Repeat the listing below in full, exactly as it stands.

━━━━━━━━━━━━━━━━━━━━━━━━━━━━━━

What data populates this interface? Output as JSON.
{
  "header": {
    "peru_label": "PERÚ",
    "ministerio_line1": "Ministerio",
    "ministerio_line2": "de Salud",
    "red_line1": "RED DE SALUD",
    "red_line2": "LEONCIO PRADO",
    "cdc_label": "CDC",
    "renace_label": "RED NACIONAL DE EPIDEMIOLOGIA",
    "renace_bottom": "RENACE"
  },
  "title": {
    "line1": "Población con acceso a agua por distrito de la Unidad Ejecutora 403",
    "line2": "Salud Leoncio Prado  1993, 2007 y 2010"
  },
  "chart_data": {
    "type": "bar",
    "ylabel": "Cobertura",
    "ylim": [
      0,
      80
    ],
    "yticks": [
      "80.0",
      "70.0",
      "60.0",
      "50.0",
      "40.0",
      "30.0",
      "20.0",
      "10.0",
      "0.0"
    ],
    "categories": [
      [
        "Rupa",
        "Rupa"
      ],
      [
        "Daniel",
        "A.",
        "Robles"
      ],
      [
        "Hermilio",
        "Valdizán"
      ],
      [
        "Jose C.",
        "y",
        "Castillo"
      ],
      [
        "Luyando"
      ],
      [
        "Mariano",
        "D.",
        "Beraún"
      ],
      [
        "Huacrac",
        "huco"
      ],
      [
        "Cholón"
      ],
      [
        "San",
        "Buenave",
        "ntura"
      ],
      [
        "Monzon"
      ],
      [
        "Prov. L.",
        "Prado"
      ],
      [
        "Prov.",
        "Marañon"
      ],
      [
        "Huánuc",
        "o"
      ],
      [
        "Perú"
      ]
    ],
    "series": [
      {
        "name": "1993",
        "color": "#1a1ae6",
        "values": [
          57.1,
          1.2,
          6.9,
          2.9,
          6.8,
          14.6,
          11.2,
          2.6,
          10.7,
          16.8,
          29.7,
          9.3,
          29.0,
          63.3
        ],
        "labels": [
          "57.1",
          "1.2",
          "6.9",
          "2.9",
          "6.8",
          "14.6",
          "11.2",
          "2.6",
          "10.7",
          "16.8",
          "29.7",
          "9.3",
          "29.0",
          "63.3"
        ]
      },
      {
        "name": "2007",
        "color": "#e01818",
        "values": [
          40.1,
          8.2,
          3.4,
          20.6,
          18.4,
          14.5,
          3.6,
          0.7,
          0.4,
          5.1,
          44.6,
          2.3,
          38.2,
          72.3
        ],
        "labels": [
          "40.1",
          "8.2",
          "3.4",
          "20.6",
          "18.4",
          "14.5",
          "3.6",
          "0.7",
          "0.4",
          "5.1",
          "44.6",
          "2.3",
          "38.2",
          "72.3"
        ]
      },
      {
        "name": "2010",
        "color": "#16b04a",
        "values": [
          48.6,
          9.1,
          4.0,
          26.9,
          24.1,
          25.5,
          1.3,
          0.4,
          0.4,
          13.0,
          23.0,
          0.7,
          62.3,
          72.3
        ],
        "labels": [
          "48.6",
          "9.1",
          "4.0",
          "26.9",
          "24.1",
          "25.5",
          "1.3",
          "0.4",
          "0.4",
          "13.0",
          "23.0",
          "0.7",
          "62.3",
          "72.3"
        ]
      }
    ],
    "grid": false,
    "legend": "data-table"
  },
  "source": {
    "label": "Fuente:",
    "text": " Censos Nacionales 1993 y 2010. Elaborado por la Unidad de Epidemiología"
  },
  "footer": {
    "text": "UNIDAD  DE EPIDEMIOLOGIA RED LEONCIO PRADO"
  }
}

━━━━━━━━━━━━━━━━━━━━━━━━━━━━━━

EXERCISE RESPONSE
What data populates this interface? Output as JSON.
{
  "header": {
    "peru_label": "PERÚ",
    "ministerio_line1": "Ministerio",
    "ministerio_line2": "de Salud",
    "red_line1": "RED DE SALUD",
    "red_line2": "LEONCIO PRADO",
    "cdc_label": "CDC",
    "renace_label": "RED NACIONAL DE EPIDEMIOLOGIA",
    "renace_bottom": "RENACE"
  },
  "title": {
    "line1": "Población con acceso a agua por distrito de la Unidad Ejecutora 403",
    "line2": "Salud Leoncio Prado  1993, 2007 y 2010"
  },
  "chart_data": {
    "type": "bar",
    "ylabel": "Cobertura",
    "ylim": [
      0,
      80
    ],
    "yticks": [
      "80.0",
      "70.0",
      "60.0",
      "50.0",
      "40.0",
      "30.0",
      "20.0",
      "10.0",
      "0.0"
    ],
    "categories": [
      [
        "Rupa",
        "Rupa"
      ],
      [
        "Daniel",
        "A.",
        "Robles"
      ],
      [
        "Hermilio",
        "Valdizán"
      ],
      [
        "Jose C.",
        "y",
        "Castillo"
      ],
      [
        "Luyando"
      ],
      [
        "Mariano",
        "D.",
        "Beraún"
      ],
      [
        "Huacrac",
        "huco"
      ],
      [
        "Cholón"
      ],
      [
        "San",
        "Buenave",
        "ntura"
      ],
      [
        "Monzon"
      ],
      [
        "Prov. L.",
        "Prado"
      ],
      [
        "Prov.",
        "Marañon"
      ],
      [
        "Huánuc",
        "o"
      ],
      [
        "Perú"
      ]
    ],
    "series": [
      {
        "name": "1993",
        "color": "#1a1ae6",
        "values": [
          57.1,
          1.2,
          6.9,
          2.9,
          6.8,
          14.6,
          11.2,
          2.6,
          10.7,
          16.8,
          29.7,
          9.3,
          29.0,
          63.3
        ],
        "labels": [
          "57.1",
          "1.2",
          "6.9",
          "2.9",
          "6.8",
          "14.6",
          "11.2",
          "2.6",
          "10.7",
          "16.8",
          "29.7",
          "9.3",
          "29.0",
          "63.3"
        ]
      },
      {
        "name": "2007",
        "color": "#e01818",
        "values": [
          40.1,
          8.2,
          3.4,
          20.6,
          18.4,
          14.5,
          3.6,
          0.7,
          0.4,
          5.1,
          44.6,
          2.3,
          38.2,
          72.3
        ],
        "labels": [
          "40.1",
          "8.2",
          "3.4",
          "20.6",
          "18.4",
          "14.5",
          "3.6",
          "0.7",
          "0.4",
          "5.1",
          "44.6",
          "2.3",
          "38.2",
          "72.3"
        ]
      },
      {
        "name": "2010",
        "color": "#16b04a",
        "values": [
          48.6,
          9.1,
          4.0,
          26.9,
          24.1,
          25.5,
          1.3,
          0.4,
          0.4,
          13.0,
          23.0,
          0.7,
          62.3,
          72.3
        ],
        "labels": [
          "48.6",
          "9.1",
          "4.0",
          "26.9",
          "24.1",
          "25.5",
          "1.3",
          "0.4",
          "0.4",
          "13.0",
          "23.0",
          "0.7",
          "62.3",
          "72.3"
        ]
      }
    ],
    "grid": false,
    "legend": "data-table"
  },
  "source": {
    "label": "Fuente:",
    "text": " Censos Nacionales 1993 y 2010. Elaborado por la Unidad de Epidemiología"
  },
  "footer": {
    "text": "UNIDAD  DE EPIDEMIOLOGIA RED LEONCIO PRADO"
  }
}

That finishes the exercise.